__Reading text__
Undo retention, flashback query and ora-01555 snapshot too old


Setting up a fault aware database environment is in charge of regarding possible physical and logical error scenarios. On the physical side of the medal, you got real-application-cluster or dataguard at your disposal. The logical one usually comprises backup and replication. Recently, oracle and others introduced features that enables a database to recover from logical errors without or with less remote systems and data. Namely flashback is a powerful technology to look back into (query), back out (transaction) or fully restore (database) the history of data. Flashback of course takes accompanying (history) (meta)data to do its job, namely again, undo-before-images, archived-redo-logs and flashback-logs. So, essentially, the convenience of your course into history depends on the amount of history metadata that is available to the database at the time of a logical error, say an inadvertant delete from.

You may already have learned or heard about or even hardly experienced that flashback-logs may be purged from the recovery-area in favour of archived-redo-logs, rendering your configured flashback-retention-time (DB_FLASHBACK_RETENTION_TARGET) a value of theory. So far, sizing the file-system recovery-area is a task to be performed in a clear-sighted manner. The same is true then for undo-before-images (compare to logs) und the undo-tablespace (compare to area) to accomodate enough data to meet your configured undo-retention-time (UNDO_RETENTION) in UNDO_MANAGEMENT=AUTO mode, while in addition still support long running workload queries (not to overwrite old undo). This article discusses the usability of the (enterprise-manager) undo-advisor in sizing your undo-tablespace to always foster successful flashback queries up to the configured undo-retention-time (as opposed to the nasty surprise of getting an ora-01555, see below, which is also misleading here, imho, in suggesting that the undo-tablespace is to small now, as we know it from workload queries – nope, it has been to small before now, in the past, as regarded to flashback queries – also see : ora-01555 snapshot too old when running flashback query).

select count(*) from that_table as of timestamp
  to_timestamp('09.08.2017 17:30:00','dd.mm.yyyy hh24:mi:ss');

Be notified, however, that there at first follows some introduction to the enterprise-manager undo-advisor page contents before we set sails for the practice know how and recommendations. Feel free to skip over to the next bold faced headline.

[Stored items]
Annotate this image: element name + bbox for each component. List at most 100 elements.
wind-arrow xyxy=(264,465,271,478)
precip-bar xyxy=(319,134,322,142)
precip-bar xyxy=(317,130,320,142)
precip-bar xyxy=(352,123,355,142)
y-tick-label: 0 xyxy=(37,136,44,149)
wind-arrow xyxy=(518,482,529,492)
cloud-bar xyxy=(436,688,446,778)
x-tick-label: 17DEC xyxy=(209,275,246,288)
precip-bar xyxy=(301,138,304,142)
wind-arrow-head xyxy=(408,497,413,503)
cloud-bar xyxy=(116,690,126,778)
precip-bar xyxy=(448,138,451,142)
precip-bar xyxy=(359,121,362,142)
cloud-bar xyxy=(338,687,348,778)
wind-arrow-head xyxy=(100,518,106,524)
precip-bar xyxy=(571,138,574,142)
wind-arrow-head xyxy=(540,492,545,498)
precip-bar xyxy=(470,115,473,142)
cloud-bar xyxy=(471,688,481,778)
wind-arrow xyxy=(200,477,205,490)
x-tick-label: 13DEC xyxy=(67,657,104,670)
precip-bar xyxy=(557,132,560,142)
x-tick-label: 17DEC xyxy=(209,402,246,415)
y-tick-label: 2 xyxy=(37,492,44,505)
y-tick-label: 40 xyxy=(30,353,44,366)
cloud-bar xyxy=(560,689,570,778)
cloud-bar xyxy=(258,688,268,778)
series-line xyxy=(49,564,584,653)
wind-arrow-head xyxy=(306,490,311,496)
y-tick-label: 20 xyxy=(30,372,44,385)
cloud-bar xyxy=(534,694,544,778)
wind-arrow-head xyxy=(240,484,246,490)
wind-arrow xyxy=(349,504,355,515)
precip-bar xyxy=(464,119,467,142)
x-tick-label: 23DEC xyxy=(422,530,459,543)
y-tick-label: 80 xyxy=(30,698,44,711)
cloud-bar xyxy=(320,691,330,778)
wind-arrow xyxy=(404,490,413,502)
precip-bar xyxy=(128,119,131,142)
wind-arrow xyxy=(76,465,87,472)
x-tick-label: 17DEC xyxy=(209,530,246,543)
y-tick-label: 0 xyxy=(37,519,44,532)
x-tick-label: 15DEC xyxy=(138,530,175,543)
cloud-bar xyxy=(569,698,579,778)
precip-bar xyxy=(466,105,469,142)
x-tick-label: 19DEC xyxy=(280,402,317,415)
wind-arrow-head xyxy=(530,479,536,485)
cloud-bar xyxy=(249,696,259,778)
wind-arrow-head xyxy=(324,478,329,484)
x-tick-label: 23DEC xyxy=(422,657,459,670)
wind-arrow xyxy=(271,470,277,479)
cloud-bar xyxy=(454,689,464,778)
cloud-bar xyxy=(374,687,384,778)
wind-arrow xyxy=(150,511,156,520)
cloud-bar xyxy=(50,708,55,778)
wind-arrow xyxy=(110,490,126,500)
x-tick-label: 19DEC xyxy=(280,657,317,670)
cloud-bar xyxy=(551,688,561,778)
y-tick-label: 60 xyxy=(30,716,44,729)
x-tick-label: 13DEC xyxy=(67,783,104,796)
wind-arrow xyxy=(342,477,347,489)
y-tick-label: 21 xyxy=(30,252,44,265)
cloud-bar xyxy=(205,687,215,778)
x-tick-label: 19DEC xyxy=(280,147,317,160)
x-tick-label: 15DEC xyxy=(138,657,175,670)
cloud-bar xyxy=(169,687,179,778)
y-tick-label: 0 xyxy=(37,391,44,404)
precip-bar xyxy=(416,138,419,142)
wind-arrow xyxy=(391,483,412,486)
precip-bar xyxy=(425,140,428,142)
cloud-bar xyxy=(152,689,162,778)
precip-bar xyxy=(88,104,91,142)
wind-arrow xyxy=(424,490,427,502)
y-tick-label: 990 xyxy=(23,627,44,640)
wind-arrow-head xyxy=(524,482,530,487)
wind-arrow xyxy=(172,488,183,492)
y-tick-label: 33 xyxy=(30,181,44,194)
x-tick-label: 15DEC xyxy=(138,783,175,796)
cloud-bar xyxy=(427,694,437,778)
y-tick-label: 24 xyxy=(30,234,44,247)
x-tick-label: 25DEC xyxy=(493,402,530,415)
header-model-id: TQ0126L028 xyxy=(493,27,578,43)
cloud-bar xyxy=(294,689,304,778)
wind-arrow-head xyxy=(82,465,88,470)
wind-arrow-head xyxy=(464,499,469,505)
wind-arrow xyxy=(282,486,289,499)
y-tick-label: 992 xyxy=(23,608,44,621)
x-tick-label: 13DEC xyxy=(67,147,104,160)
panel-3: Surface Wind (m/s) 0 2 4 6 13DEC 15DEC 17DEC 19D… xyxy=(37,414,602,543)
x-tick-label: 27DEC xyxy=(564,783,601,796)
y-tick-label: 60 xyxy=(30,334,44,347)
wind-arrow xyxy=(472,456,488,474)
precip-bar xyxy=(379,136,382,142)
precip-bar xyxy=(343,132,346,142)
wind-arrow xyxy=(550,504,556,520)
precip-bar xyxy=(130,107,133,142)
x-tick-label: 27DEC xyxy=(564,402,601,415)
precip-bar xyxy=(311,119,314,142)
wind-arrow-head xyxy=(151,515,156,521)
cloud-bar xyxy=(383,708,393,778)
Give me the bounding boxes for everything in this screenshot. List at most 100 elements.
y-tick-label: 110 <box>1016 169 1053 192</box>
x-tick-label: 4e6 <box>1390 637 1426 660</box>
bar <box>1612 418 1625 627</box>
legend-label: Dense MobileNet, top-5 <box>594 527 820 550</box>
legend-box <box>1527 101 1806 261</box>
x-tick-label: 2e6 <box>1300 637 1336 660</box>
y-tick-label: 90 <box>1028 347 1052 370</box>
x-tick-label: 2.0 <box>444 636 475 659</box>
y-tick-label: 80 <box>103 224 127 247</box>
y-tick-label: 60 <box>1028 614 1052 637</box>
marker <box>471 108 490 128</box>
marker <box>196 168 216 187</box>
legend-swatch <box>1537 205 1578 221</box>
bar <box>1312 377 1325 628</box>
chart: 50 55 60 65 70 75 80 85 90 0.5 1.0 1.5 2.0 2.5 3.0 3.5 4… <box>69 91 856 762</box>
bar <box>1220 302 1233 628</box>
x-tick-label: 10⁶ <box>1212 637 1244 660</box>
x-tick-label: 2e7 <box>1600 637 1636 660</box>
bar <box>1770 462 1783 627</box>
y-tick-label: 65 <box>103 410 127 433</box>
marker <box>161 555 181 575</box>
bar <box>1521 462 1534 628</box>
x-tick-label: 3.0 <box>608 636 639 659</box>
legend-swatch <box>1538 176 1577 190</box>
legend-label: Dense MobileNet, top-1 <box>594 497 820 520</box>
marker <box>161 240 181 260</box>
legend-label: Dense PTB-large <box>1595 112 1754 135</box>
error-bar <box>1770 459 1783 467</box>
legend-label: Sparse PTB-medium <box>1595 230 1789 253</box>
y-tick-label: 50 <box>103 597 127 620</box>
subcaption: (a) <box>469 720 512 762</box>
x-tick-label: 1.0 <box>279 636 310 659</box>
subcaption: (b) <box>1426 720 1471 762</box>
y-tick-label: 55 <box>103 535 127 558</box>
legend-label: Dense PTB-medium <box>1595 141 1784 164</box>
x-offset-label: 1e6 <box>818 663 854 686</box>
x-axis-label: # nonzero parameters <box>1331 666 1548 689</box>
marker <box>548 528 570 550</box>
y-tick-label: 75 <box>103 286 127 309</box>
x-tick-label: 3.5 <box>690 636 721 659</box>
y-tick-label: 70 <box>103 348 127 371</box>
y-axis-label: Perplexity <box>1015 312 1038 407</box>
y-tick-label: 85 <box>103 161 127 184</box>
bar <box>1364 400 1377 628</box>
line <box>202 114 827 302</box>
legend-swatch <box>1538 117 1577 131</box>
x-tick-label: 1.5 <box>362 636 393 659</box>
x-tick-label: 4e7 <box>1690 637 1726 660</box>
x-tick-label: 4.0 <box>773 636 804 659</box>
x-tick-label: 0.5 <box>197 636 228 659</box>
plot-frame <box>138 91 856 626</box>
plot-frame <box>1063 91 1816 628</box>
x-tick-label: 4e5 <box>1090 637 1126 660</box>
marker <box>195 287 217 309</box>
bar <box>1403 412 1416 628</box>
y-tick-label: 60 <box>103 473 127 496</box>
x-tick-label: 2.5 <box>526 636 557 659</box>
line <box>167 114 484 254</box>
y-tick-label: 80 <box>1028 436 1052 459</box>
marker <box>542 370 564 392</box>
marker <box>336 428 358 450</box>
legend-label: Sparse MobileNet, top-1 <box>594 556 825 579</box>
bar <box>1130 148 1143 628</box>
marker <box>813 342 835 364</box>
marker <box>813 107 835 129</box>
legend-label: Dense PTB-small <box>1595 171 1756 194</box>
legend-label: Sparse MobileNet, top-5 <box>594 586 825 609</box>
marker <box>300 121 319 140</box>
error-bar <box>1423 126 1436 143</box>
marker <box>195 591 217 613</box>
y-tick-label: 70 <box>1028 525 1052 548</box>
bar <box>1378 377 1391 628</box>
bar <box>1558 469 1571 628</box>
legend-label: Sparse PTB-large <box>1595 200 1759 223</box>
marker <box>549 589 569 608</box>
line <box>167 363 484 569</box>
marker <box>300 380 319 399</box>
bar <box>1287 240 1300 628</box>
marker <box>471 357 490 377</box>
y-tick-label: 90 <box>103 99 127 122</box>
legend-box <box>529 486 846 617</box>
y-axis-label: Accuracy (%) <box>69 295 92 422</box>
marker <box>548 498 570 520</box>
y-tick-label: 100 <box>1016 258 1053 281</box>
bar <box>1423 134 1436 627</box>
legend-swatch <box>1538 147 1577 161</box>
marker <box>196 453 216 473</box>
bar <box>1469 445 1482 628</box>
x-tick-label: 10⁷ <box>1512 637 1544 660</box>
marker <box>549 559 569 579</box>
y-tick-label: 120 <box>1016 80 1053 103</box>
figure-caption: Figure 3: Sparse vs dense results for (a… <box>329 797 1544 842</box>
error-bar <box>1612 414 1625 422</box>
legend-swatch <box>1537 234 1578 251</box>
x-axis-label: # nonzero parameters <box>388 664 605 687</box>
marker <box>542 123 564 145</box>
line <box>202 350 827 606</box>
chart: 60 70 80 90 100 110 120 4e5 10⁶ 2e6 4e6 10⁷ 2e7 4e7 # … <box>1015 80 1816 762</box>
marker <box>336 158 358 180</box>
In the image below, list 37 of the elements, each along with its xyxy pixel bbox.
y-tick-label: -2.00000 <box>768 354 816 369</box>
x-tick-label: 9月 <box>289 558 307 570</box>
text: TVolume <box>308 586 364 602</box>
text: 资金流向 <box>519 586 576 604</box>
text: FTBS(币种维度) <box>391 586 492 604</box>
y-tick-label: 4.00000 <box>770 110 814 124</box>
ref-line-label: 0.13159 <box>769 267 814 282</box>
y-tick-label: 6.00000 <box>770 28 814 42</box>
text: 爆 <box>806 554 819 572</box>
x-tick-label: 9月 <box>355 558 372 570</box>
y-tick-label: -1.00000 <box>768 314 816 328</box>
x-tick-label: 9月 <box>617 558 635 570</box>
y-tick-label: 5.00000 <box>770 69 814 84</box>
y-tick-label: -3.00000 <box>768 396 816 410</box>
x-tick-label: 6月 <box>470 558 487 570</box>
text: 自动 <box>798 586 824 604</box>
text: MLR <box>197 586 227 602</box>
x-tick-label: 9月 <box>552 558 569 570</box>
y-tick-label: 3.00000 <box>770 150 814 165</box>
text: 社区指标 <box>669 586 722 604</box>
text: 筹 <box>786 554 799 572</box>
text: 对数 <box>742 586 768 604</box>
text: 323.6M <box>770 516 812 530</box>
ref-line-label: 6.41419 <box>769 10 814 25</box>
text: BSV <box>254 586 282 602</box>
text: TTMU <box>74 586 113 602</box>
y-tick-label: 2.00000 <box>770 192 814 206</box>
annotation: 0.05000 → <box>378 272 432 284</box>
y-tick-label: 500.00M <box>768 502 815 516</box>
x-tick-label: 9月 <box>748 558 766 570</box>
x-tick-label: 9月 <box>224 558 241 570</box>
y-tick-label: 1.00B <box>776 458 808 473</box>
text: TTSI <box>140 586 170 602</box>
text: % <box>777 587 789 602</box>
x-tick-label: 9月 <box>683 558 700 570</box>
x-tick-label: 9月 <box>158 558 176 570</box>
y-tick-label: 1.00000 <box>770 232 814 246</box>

__Task to complete__
In the undo retention article, which parameter holds the configured flashback retention time? Rely only on the undo retention article when you respond.

__Response to the exercise__
DB_FLASHBACK_RETENTION_TARGET